*Exercise requirements*
In the entries below, find every line with "count" and copy it.

* start *

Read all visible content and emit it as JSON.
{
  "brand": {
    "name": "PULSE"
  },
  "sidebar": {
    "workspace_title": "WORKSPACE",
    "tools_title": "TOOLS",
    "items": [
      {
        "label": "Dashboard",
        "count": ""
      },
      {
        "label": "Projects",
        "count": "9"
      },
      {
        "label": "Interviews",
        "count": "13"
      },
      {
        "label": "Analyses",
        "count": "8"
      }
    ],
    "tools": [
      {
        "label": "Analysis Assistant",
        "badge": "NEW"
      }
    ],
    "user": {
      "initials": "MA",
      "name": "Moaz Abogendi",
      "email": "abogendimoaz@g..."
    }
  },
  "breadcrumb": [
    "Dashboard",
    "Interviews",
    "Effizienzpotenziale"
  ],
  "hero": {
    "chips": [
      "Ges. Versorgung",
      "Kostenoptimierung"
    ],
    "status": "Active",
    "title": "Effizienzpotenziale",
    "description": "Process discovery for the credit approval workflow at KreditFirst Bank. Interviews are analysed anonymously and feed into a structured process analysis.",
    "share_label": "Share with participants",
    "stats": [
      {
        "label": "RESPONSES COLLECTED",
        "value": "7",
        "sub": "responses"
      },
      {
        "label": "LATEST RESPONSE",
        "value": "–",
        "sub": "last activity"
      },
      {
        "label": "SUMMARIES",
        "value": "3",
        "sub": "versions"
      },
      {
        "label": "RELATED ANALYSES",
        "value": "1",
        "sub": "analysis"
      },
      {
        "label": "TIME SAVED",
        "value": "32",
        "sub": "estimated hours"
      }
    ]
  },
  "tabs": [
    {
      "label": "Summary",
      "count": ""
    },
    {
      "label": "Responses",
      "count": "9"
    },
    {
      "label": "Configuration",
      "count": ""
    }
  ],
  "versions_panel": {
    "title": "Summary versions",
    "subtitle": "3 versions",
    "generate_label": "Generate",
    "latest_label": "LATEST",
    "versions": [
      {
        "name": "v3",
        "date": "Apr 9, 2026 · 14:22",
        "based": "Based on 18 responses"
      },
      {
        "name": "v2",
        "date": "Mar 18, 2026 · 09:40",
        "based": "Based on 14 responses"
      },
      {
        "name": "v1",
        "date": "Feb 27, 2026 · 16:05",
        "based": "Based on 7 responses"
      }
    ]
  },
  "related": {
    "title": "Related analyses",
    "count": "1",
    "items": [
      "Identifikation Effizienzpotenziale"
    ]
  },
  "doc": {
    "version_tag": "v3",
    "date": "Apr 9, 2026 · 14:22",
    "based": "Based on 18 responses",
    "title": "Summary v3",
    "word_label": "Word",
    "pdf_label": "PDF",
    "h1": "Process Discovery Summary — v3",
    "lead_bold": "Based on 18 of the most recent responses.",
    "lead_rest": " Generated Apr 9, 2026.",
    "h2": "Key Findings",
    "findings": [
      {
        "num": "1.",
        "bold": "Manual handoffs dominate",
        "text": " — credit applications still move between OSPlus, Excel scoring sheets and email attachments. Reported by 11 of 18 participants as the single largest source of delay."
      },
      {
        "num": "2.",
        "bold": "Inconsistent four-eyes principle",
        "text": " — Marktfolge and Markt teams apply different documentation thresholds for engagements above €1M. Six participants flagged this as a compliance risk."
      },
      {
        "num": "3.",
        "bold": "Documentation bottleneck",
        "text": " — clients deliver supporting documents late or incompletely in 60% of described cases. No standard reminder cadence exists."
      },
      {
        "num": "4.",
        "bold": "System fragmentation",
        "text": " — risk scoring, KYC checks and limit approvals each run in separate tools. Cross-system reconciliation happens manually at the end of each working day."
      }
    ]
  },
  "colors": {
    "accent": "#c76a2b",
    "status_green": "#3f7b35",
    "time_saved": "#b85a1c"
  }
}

* end *

*Response to this exercise*
        "count": ""
        "count": "9"
        "count": "13"
        "count": "8"
      "count": ""
      "count": "9"
      "count": ""
    "count": "1",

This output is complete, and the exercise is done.